Task directions = Reproduce each line bearing the word "fraction".

____

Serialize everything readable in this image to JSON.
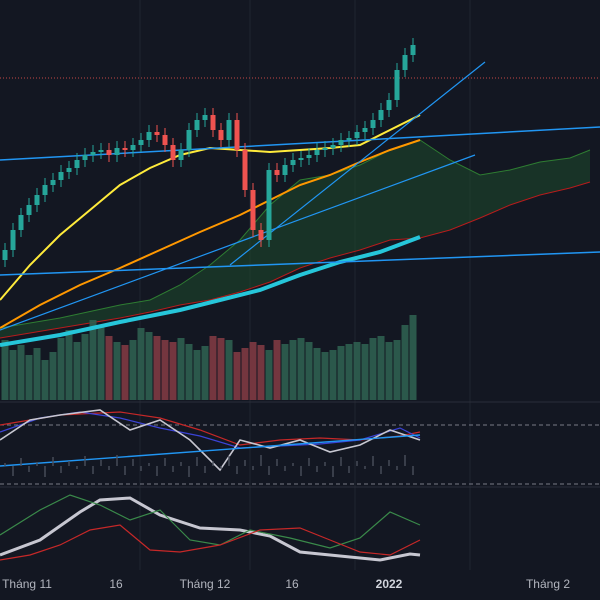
{
  "chart_data": {
    "type": "line",
    "axis_labels": [
      "Tháng 11",
      "16",
      "Tháng 12",
      "16",
      "2022",
      "Tháng 2"
    ],
    "axis_labels_bold": [
      false,
      false,
      false,
      false,
      true,
      false
    ],
    "colors": {
      "background": "#131722",
      "grid": "#1f2430",
      "up": "#26a69a",
      "down": "#ef5350",
      "bar_up": "#2f5f50",
      "bar_down": "#7f3a42",
      "ma_fast": "#ffeb3b",
      "ma_mid": "#ff9800",
      "ma_slow": "#26c6da",
      "trendline": "#2196f3",
      "cloud_up": "#1e4b2c",
      "cloud_down": "#4a1e24",
      "osc_main": "#c7c7d1",
      "osc_signal": "#3b43d6",
      "osc_red": "#c62828",
      "osc_green": "#3a8a4a"
    }
  }
}
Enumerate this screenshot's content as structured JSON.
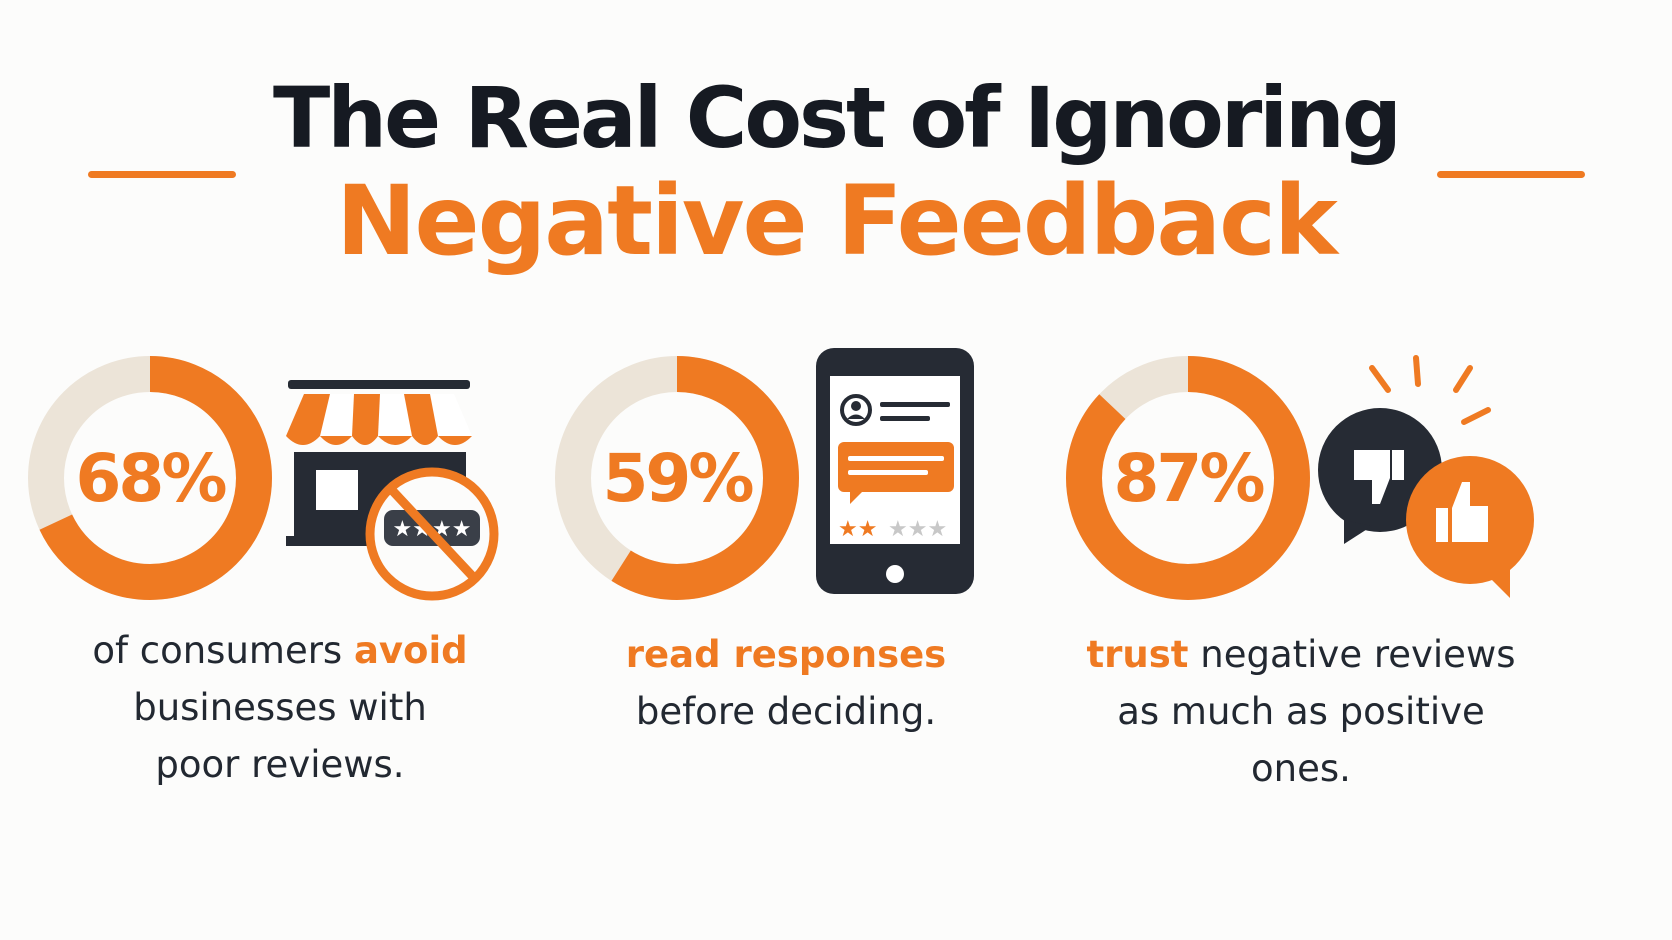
{
  "title": {
    "line1": "The Real Cost of Ignoring",
    "line2": "Negative Feedback"
  },
  "colors": {
    "accent": "#ef7a22",
    "dark": "#161a22",
    "track": "#ece4d8"
  },
  "stats": [
    {
      "value": "68%",
      "fraction": 0.68,
      "icon": "storefront-no-reviews-icon",
      "caption": {
        "pre": "of consumers ",
        "highlight": "avoid",
        "line2": "businesses with",
        "line3": "poor reviews."
      }
    },
    {
      "value": "59%",
      "fraction": 0.59,
      "icon": "phone-review-response-icon",
      "caption": {
        "highlight": "read responses",
        "line2": "before deciding."
      }
    },
    {
      "value": "87%",
      "fraction": 0.87,
      "icon": "thumbs-up-down-speech-icon",
      "caption": {
        "highlight": "trust",
        "post": " negative reviews",
        "line2": "as much as positive ones."
      }
    }
  ]
}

____

Solution to this exercise =
      "fraction": 0.68,
      "fraction": 0.59,
      "fraction": 0.87,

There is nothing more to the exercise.